■ Written task
Reproduce every entry exactly, without alteration.

_ _ _

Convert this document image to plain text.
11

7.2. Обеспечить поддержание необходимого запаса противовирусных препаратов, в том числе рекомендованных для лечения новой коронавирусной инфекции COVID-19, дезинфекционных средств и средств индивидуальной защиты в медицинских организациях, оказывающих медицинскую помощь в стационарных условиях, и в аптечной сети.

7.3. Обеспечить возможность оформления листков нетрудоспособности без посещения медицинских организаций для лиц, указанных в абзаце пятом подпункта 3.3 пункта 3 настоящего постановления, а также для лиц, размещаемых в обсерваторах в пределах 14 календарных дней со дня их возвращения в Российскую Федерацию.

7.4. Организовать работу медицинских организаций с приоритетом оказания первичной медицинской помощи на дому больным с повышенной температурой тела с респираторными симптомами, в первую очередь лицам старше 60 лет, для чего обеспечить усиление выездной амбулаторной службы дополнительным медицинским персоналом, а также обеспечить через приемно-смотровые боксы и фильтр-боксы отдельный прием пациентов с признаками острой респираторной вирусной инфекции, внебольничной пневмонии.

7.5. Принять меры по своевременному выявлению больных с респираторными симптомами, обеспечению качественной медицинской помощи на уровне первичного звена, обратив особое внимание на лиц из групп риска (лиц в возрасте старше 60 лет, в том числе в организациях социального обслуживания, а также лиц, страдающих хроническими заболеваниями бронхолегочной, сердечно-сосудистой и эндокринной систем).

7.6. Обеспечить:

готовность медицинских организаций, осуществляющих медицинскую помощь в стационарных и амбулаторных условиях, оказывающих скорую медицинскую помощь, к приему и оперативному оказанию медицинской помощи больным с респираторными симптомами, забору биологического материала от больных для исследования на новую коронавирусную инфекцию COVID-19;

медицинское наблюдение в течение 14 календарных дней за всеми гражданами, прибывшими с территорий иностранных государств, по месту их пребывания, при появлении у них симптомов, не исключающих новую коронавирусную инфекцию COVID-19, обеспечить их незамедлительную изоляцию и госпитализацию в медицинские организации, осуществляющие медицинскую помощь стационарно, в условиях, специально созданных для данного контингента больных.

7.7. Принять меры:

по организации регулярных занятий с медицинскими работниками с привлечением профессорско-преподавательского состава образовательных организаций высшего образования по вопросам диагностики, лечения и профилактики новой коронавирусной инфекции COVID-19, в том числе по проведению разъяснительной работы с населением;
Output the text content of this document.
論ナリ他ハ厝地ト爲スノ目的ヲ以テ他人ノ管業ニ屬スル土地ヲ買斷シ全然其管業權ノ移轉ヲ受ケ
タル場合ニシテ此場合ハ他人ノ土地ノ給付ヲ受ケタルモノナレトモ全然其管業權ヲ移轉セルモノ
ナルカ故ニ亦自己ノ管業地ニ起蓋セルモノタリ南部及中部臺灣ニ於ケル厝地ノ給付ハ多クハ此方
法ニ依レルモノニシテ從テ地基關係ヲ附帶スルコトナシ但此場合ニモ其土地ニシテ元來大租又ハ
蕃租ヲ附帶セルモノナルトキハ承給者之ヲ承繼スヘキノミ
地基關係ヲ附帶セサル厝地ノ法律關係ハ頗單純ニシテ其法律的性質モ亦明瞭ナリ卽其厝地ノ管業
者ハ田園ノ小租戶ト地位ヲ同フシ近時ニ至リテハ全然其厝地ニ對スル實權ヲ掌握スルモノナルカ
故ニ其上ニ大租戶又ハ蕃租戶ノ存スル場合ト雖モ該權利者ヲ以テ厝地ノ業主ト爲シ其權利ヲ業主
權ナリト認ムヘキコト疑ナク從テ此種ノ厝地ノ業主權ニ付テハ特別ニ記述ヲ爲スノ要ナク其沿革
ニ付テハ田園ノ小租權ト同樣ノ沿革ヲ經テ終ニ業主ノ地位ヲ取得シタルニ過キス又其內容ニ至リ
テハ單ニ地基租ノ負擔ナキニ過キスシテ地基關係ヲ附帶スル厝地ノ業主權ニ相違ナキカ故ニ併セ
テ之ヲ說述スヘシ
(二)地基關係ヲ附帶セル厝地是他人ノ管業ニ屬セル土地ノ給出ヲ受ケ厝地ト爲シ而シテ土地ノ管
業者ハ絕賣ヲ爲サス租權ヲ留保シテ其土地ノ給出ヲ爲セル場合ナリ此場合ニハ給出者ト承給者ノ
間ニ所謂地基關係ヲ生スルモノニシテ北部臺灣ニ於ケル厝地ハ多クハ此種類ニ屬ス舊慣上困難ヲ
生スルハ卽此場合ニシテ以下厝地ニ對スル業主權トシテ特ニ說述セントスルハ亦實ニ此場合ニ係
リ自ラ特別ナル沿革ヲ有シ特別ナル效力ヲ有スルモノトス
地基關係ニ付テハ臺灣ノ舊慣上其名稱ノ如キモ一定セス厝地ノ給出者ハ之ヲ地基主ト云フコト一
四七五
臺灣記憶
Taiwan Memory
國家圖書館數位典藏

_ _ _

■ Response to this task
Convert this document image to plain text.
11

7.2. Обеспечить поддержание необходимого запаса противовирусных препаратов, в том числе рекомендованных для лечения новой коронавирусной инфекции COVID-19, дезинфекционных средств и средств индивидуальной защиты в медицинских организациях, оказывающих медицинскую помощь в стационарных условиях, и в аптечной сети.

7.3. Обеспечить возможность оформления листков нетрудоспособности без посещения медицинских организаций для лиц, указанных в абзаце пятом подпункта 3.3 пункта 3 настоящего постановления, а также для лиц, размещаемых в обсерваторах в пределах 14 календарных дней со дня их возвращения в Российскую Федерацию.

7.4. Организовать работу медицинских организаций с приоритетом оказания первичной медицинской помощи на дому больным с повышенной температурой тела с респираторными симптомами, в первую очередь лицам старше 60 лет, для чего обеспечить усиление выездной амбулаторной службы дополнительным медицинским персоналом, а также обеспечить через приемно-смотровые боксы и фильтр-боксы отдельный прием пациентов с признаками острой респираторной вирусной инфекции, внебольничной пневмонии.

7.5. Принять меры по своевременному выявлению больных с респираторными симптомами, обеспечению качественной медицинской помощи на уровне первичного звена, обратив особое внимание на лиц из групп риска (лиц в возрасте старше 60 лет, в том числе в организациях социального обслуживания, а также лиц, страдающих хроническими заболеваниями бронхолегочной, сердечно-сосудистой и эндокринной систем).

7.6. Обеспечить:

готовность медицинских организаций, осуществляющих медицинскую помощь в стационарных и амбулаторных условиях, оказывающих скорую медицинскую помощь, к приему и оперативному оказанию медицинской помощи больным с респираторными симптомами, забору биологического материала от больных для исследования на новую коронавирусную инфекцию COVID-19;

медицинское наблюдение в течение 14 календарных дней за всеми гражданами, прибывшими с территорий иностранных государств, по месту их пребывания, при появлении у них симптомов, не исключающих новую коронавирусную инфекцию COVID-19, обеспечить их незамедлительную изоляцию и госпитализацию в медицинские организации, осуществляющие медицинскую помощь стационарно, в условиях, специально созданных для данного контингента больных.

7.7. Принять меры:

по организации регулярных занятий с медицинскими работниками с привлечением профессорско-преподавательского состава образовательных организаций высшего образования по вопросам диагностики, лечения и профилактики новой коронавирусной инфекции COVID-19, в том числе по проведению разъяснительной работы с населением;
Output the text content of this document.
論ナリ他ハ厝地ト爲スノ目的ヲ以テ他人ノ管業ニ屬スル土地ヲ買斷シ全然其管業權ノ移轉ヲ受ケ
タル場合ニシテ此場合ハ他人ノ土地ノ給付ヲ受ケタルモノナレトモ全然其管業權ヲ移轉セルモノ
ナルカ故ニ亦自己ノ管業地ニ起蓋セルモノタリ南部及中部臺灣ニ於ケル厝地ノ給付ハ多クハ此方
法ニ依レルモノニシテ從テ地基關係ヲ附帶スルコトナシ但此場合ニモ其土地ニシテ元來大租又ハ
蕃租ヲ附帶セルモノナルトキハ承給者之ヲ承繼スヘキノミ
地基關係ヲ附帶セサル厝地ノ法律關係ハ頗單純ニシテ其法律的性質モ亦明瞭ナリ卽其厝地ノ管業
者ハ田園ノ小租戶ト地位ヲ同フシ近時ニ至リテハ全然其厝地ニ對スル實權ヲ掌握スルモノナルカ
故ニ其上ニ大租戶又ハ蕃租戶ノ存スル場合ト雖モ該權利者ヲ以テ厝地ノ業主ト爲シ其權利ヲ業主
權ナリト認ムヘキコト疑ナク從テ此種ノ厝地ノ業主權ニ付テハ特別ニ記述ヲ爲スノ要ナク其沿革
ニ付テハ田園ノ小租權ト同樣ノ沿革ヲ經テ終ニ業主ノ地位ヲ取得シタルニ過キス又其內容ニ至リ
テハ單ニ地基租ノ負擔ナキニ過キスシテ地基關係ヲ附帶スル厝地ノ業主權ニ相違ナキカ故ニ併セ
テ之ヲ說述スヘシ
(二)地基關係ヲ附帶セル厝地是他人ノ管業ニ屬セル土地ノ給出ヲ受ケ厝地ト爲シ而シテ土地ノ管
業者ハ絕賣ヲ爲サス租權ヲ留保シテ其土地ノ給出ヲ爲セル場合ナリ此場合ニハ給出者ト承給者ノ
間ニ所謂地基關係ヲ生スルモノニシテ北部臺灣ニ於ケル厝地ハ多クハ此種類ニ屬ス舊慣上困難ヲ
生スルハ卽此場合ニシテ以下厝地ニ對スル業主權トシテ特ニ說述セントスルハ亦實ニ此場合ニ係
リ自ラ特別ナル沿革ヲ有シ特別ナル效力ヲ有スルモノトス
地基關係ニ付テハ臺灣ノ舊慣上其名稱ノ如キモ一定セス厝地ノ給出者ハ之ヲ地基主ト云フコト一
四七五
臺灣記憶
Taiwan Memory
國家圖書館數位典藏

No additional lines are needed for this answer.